● **O que fazer**
Dê continuidade à entrevista sobre os efeitos da crise na Rússia sobre o Brasil, começando logo após a última frase apresentada.

● **Texto extraído**
Folha - Em agosto de 1998, o sr.
declarou: "Não há razão para que a
crise na Rússia tenha efeitos sobre
o Brasil". Foi uma previsão errada?
Malan - A discussão naquele
momento era a da contaminação.
A Rússia declarou a moratória, o
que teve um efeito sério, em termos de demanda de recomposição de carteiras, em escala internacional. O nosso C-Bond tem
uma característica: ele é o título de
nossa dívida externa de maior volume, de maior liquidez e de
maior peso em mercados secundários. Então quem estava sofrendo perdas e precisava de liquidez
recompôs sua carteira se desfazendo de C-Bonds. Como muita
gente vendeu C-Bonds, e o seu
preço no mercado caiu, interpretou-se que essa desvalorização se
devia à situação brasileira. Na verdade, eles estavam sendo vendidos por outros motivos: a recomposição de carteiras. Os nossos
problemas não eram como os da
Rússia. A minha declaração dizia
respeito a esse contexto. Eu queria
dizer que o Brasil não estava condenado a reeditar a experiência
russa.

● **Dados fornecidos**
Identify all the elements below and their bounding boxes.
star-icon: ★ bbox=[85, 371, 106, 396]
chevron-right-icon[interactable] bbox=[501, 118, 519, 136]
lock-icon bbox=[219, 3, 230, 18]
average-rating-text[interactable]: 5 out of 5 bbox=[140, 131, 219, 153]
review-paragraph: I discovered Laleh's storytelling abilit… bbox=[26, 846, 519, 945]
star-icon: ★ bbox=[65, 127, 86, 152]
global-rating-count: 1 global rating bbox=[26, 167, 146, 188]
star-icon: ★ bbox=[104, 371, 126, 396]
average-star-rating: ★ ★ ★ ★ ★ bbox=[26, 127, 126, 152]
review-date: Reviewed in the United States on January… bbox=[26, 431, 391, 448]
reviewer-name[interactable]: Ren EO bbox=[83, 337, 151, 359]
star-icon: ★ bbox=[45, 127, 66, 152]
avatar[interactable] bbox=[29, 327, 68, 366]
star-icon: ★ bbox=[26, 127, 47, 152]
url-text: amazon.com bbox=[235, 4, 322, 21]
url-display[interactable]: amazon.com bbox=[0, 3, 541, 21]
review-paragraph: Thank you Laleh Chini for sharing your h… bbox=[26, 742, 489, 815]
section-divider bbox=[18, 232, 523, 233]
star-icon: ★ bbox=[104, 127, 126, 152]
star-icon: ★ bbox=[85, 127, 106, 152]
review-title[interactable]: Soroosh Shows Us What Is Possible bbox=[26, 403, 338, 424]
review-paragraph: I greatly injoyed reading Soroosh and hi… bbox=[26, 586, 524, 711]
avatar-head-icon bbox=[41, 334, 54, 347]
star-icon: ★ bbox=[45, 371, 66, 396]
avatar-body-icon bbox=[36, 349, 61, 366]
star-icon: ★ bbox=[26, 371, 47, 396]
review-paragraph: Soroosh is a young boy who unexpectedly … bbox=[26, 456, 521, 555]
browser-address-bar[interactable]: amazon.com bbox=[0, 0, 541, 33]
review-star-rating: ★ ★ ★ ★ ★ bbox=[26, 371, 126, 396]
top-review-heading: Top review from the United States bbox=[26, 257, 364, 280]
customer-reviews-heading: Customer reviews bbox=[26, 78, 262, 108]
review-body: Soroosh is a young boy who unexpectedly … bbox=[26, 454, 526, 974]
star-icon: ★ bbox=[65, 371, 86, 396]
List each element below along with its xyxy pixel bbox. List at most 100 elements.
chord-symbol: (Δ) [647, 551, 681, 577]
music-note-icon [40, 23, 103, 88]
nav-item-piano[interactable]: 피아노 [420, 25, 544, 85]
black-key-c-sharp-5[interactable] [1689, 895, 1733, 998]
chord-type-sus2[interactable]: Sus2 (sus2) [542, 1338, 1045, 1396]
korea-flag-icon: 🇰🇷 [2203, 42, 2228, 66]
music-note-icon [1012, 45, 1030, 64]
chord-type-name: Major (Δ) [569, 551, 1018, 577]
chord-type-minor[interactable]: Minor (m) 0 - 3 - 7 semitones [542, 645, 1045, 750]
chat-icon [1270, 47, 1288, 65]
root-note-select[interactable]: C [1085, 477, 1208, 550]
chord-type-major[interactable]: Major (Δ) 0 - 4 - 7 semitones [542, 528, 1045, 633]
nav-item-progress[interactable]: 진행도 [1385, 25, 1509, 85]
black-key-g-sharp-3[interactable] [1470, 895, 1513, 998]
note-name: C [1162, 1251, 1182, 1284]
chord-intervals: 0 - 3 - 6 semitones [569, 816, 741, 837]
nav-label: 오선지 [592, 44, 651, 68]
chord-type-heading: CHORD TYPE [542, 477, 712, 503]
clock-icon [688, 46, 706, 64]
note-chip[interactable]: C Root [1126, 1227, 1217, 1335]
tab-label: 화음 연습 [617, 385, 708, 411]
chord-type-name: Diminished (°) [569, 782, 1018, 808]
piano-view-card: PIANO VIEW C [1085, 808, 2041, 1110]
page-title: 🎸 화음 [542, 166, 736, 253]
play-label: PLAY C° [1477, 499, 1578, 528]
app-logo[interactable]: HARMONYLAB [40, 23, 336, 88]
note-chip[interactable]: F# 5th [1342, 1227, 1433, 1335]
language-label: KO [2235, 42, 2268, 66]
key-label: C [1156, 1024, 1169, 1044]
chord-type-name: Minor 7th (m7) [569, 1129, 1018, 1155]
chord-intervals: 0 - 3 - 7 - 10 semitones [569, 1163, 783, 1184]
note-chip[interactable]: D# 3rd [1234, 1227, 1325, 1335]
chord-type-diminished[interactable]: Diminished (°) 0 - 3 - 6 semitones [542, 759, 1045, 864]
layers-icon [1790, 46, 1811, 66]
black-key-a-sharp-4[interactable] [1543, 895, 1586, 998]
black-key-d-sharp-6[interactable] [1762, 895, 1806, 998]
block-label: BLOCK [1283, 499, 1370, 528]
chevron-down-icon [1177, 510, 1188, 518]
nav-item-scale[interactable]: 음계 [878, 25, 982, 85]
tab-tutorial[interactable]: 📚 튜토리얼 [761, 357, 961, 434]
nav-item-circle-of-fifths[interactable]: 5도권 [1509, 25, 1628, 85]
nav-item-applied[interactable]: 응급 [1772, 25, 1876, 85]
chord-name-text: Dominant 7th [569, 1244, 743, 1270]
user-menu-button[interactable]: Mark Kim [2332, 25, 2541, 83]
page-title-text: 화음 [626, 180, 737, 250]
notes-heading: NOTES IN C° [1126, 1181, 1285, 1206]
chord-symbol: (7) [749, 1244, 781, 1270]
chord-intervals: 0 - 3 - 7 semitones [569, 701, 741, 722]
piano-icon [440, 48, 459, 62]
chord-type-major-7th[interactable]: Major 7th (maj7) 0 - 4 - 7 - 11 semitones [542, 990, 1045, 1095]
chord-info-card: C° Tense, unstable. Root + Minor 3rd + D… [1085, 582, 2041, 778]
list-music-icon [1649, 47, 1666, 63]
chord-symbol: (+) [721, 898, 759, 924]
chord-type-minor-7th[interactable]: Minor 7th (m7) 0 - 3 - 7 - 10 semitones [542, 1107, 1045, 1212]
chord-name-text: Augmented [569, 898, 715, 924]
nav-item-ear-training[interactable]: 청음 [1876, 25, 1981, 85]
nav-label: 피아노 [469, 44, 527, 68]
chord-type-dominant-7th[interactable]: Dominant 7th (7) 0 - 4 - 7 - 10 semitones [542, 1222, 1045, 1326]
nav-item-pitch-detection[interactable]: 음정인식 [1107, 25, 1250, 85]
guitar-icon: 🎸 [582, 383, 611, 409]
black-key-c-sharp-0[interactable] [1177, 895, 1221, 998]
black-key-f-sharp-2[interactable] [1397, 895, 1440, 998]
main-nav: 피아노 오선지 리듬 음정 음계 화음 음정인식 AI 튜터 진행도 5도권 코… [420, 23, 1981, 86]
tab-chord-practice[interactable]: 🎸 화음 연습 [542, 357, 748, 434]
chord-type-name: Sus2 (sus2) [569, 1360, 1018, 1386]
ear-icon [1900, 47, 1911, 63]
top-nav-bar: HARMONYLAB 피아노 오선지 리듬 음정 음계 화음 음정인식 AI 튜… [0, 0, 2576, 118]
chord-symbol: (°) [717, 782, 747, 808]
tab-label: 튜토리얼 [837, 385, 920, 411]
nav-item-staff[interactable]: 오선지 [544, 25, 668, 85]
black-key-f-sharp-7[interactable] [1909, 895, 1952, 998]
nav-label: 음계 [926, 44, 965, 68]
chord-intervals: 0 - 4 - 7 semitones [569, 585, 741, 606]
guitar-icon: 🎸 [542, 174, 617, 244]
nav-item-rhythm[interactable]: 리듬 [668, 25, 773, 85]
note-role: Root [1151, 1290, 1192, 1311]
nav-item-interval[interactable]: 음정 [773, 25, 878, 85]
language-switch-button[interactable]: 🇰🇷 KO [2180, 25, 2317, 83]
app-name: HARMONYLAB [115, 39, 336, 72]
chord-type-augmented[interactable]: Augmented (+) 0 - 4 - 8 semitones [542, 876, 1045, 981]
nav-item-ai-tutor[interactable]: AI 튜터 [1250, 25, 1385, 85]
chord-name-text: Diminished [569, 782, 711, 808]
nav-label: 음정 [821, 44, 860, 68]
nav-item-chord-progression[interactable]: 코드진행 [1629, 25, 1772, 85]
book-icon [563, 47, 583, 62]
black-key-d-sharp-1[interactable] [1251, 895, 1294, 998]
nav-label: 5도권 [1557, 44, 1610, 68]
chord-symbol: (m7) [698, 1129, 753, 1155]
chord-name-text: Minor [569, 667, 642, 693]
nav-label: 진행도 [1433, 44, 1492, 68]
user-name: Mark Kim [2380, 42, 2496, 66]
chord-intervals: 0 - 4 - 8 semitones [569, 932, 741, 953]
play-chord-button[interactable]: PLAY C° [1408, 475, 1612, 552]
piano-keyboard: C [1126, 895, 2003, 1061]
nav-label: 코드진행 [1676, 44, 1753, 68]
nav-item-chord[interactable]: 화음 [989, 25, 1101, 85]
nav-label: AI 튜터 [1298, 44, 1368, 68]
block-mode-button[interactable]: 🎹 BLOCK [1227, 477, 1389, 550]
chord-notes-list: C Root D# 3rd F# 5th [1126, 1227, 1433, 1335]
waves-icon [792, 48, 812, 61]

● **Resposta à tarefa**
Folha - Havia uma defasagem
cambial que não foi corrigida devido à reeleição do presidente Fernando Henrique Cardoso?
Malan - Não. Trabalhávamos
com bandas. Elas eram anunciadas publicamente, uma vez por
ano. Íamos fazer a nova mudança
no final de 1998. No dia 8 de setembro de 1998, antes das eleições, o governo lançou um decreto e uma medida provisória.
Anunciamos que faríamos cortes
no Orçamento nos três meses e
três semanas que faltavam para
terminar o ano. Anunciamos o
nosso compromisso fiscal para
dezembro de 1998. Em 14 de setembro, houve uma reunião no
Palácio do Planalto na qual se decidiu a estratégia que seguiríamos: a busca de apoio internacional ao Brasil. Essa estratégia resultou no apoio ao Brasil de 20 bancos centrais.
Folha - A decisão de não acabar
com a farra cambial não foi tomada
também com base num cálculo
eleitoral?
Malan - Não. Se assim fosse, o
governo não anunciaria cortes expressivos no Orçamento antes das
eleições. Discordo radicalmente
dessa interpretação de farra cambial. Isso não ocorreu. No início
de 1999 não houve uma decisão:
fomos forçados a deixar o câmbio
flutuar, em razão do que ocorreu
nas primeiras semanas de janeiro.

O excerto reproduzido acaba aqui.